● LISTED RECORDS:
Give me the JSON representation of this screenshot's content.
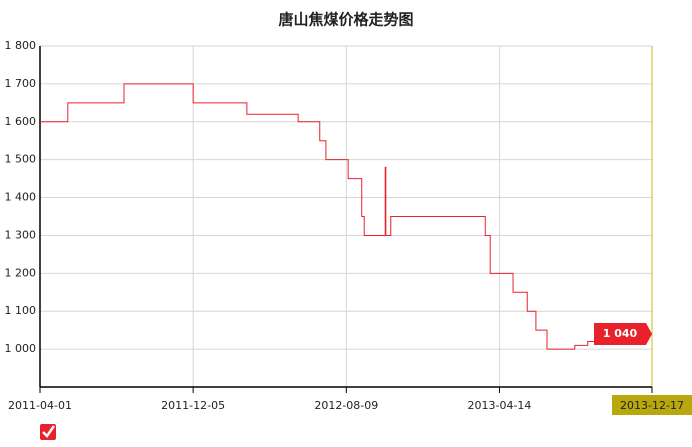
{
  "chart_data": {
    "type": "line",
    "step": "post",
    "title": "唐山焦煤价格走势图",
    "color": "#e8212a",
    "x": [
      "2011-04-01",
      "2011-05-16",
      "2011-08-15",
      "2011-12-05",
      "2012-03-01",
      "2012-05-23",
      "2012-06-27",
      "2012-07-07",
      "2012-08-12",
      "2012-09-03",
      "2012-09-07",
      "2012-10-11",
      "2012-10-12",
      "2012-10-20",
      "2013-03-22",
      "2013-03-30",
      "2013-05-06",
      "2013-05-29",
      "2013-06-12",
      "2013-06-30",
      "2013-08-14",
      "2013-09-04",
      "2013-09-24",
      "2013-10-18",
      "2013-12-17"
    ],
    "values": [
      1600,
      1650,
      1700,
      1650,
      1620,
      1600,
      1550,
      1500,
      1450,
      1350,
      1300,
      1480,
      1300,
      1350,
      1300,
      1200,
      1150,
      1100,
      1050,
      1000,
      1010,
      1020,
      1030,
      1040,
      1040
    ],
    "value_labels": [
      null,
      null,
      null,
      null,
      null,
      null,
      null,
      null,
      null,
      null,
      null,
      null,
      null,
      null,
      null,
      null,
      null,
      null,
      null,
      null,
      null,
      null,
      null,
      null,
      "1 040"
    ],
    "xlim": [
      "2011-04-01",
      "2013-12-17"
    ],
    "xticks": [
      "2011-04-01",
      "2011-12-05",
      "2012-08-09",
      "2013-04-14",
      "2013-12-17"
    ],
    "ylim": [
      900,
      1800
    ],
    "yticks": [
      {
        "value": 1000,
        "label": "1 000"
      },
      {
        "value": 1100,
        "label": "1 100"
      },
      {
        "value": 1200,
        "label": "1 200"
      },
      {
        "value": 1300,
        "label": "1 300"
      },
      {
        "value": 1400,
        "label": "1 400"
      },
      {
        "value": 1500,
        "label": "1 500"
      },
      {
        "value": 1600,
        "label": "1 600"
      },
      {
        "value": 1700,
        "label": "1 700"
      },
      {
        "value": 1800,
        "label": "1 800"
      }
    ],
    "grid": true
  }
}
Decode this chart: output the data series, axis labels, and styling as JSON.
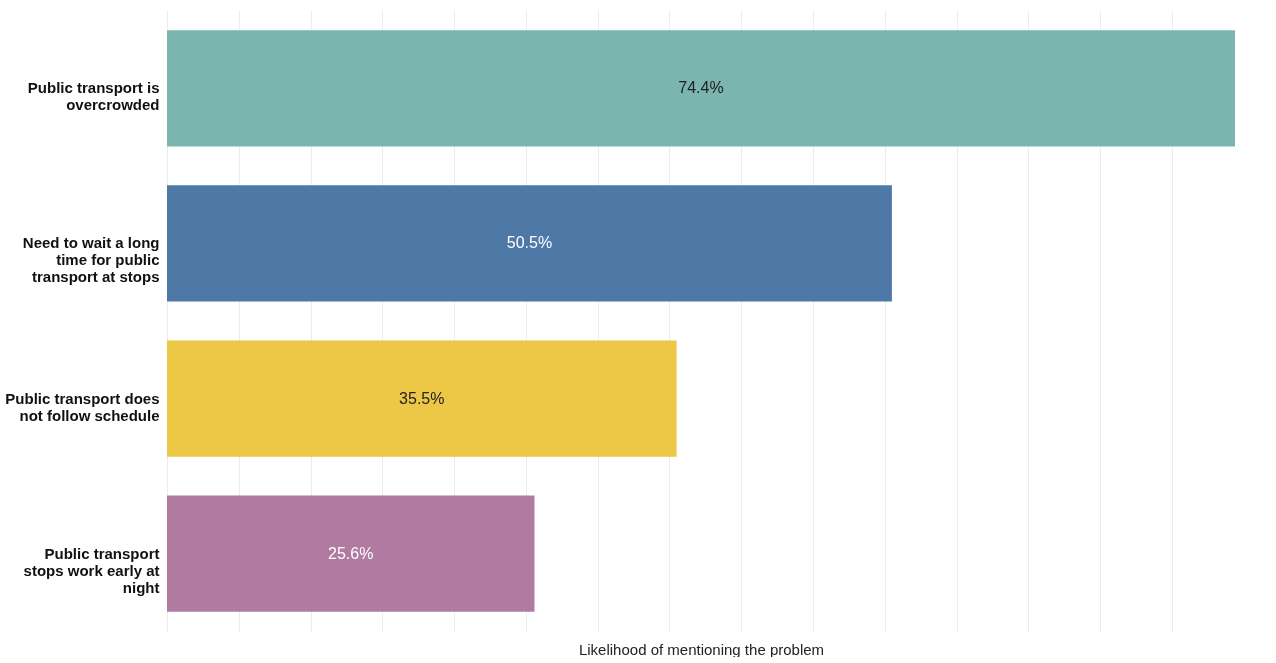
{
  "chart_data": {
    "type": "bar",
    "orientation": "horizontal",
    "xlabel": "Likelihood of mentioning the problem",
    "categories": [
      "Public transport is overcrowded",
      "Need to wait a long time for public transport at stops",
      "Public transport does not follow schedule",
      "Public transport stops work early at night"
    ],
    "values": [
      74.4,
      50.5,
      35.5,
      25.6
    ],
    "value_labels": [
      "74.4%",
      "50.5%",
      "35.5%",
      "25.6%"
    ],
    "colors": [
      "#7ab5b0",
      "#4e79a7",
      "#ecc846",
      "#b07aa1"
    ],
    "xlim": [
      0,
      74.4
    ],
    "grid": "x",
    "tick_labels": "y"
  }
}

--

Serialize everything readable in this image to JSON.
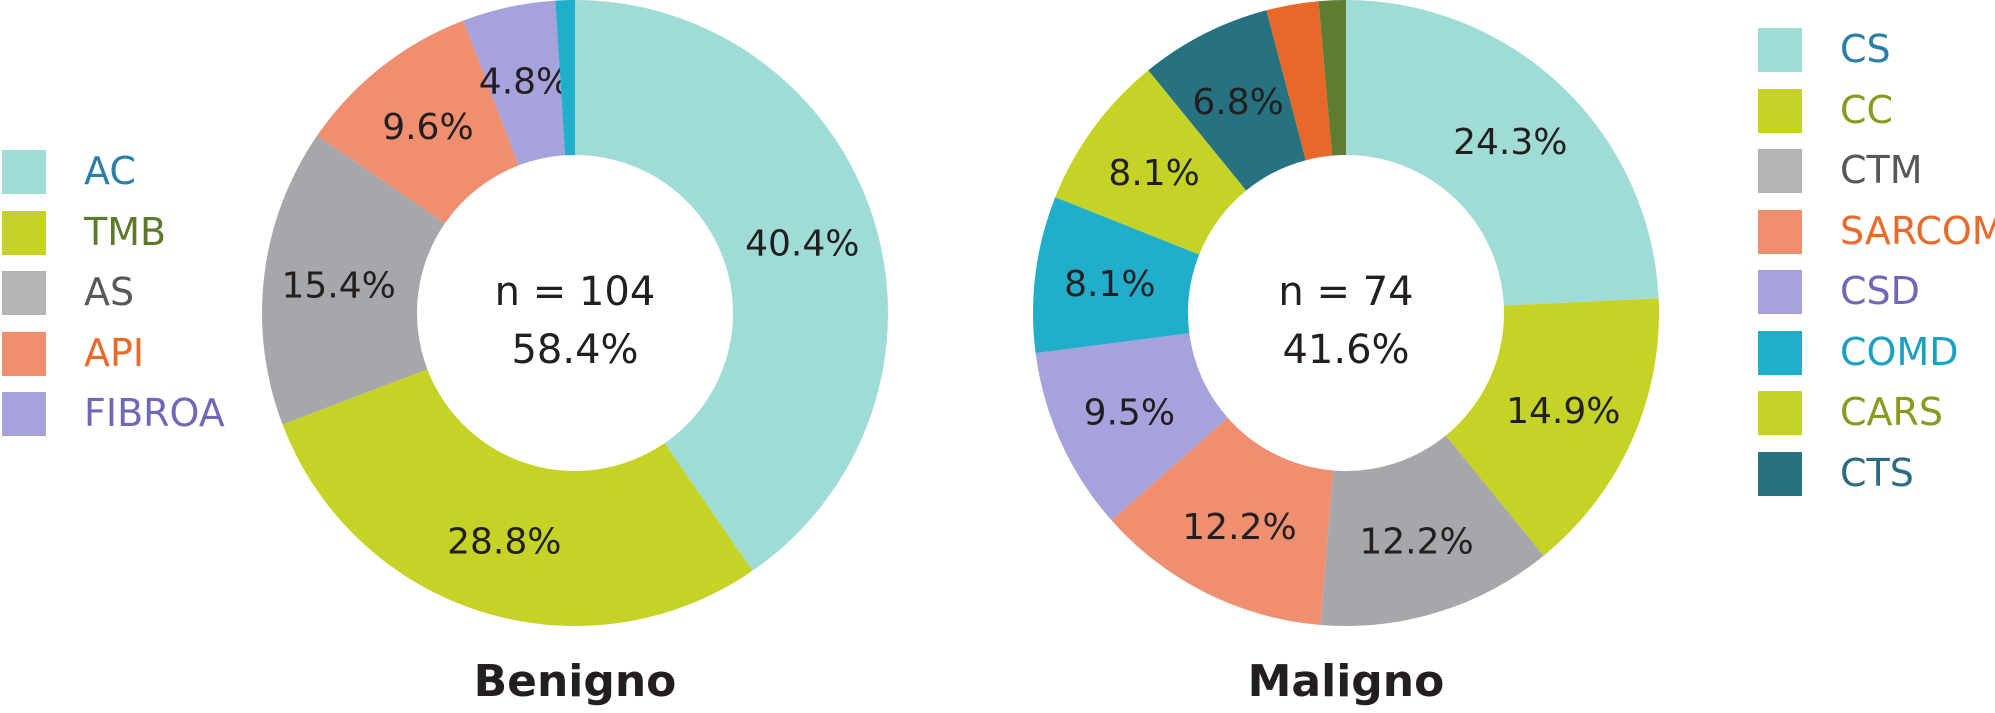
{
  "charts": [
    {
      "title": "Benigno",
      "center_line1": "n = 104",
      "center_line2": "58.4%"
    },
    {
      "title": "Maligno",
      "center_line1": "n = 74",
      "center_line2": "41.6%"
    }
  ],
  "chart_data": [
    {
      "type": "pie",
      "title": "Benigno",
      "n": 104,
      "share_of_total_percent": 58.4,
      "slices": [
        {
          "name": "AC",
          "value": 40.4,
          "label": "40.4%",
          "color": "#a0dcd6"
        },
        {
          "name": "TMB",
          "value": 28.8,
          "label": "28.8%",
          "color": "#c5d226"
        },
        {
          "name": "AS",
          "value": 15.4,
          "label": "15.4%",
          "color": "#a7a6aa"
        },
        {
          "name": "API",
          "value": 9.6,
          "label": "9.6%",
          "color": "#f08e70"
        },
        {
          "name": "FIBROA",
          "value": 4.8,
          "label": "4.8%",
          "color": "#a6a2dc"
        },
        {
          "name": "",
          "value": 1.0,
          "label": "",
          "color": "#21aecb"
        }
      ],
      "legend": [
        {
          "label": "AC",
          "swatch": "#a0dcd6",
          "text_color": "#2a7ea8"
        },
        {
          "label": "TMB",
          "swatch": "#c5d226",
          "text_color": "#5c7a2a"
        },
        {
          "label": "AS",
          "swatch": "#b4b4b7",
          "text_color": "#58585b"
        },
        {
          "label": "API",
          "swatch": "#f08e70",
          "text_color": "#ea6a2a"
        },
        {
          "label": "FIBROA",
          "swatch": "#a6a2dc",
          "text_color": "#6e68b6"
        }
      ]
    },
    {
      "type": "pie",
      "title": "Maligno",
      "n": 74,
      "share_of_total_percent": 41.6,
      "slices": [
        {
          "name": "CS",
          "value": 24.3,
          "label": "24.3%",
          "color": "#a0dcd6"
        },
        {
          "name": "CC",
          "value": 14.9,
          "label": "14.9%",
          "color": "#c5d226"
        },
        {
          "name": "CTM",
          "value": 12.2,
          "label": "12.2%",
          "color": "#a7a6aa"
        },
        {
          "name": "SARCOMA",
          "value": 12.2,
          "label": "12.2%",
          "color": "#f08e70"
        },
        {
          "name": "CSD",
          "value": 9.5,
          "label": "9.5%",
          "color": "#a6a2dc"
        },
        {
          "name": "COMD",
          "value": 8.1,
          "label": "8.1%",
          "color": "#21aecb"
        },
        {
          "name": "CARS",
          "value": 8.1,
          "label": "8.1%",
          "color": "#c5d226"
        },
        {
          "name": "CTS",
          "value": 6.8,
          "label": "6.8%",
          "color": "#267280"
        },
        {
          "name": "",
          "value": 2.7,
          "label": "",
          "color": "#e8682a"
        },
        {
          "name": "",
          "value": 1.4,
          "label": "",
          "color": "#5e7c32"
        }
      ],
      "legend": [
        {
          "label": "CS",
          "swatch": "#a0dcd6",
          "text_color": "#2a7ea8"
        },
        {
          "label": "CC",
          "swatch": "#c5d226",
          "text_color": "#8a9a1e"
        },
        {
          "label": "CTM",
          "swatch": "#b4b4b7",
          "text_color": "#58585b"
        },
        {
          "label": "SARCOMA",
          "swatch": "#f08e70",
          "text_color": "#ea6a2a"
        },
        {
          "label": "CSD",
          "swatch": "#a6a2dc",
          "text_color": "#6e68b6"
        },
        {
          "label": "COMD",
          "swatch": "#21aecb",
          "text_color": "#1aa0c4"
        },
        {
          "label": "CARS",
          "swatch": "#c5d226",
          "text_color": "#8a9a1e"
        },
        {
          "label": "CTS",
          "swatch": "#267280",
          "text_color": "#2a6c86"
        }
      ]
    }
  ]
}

● GIVEN TASK: Examine the records and pull out every line where the string "JSON" occurs.

● WRITTEN ANSWER:
Give me the JSON representation of this screenshot's content.
Decode this chart: output the data series, axis labels, and styling as JSON.
Serialize everything readable in this image to JSON.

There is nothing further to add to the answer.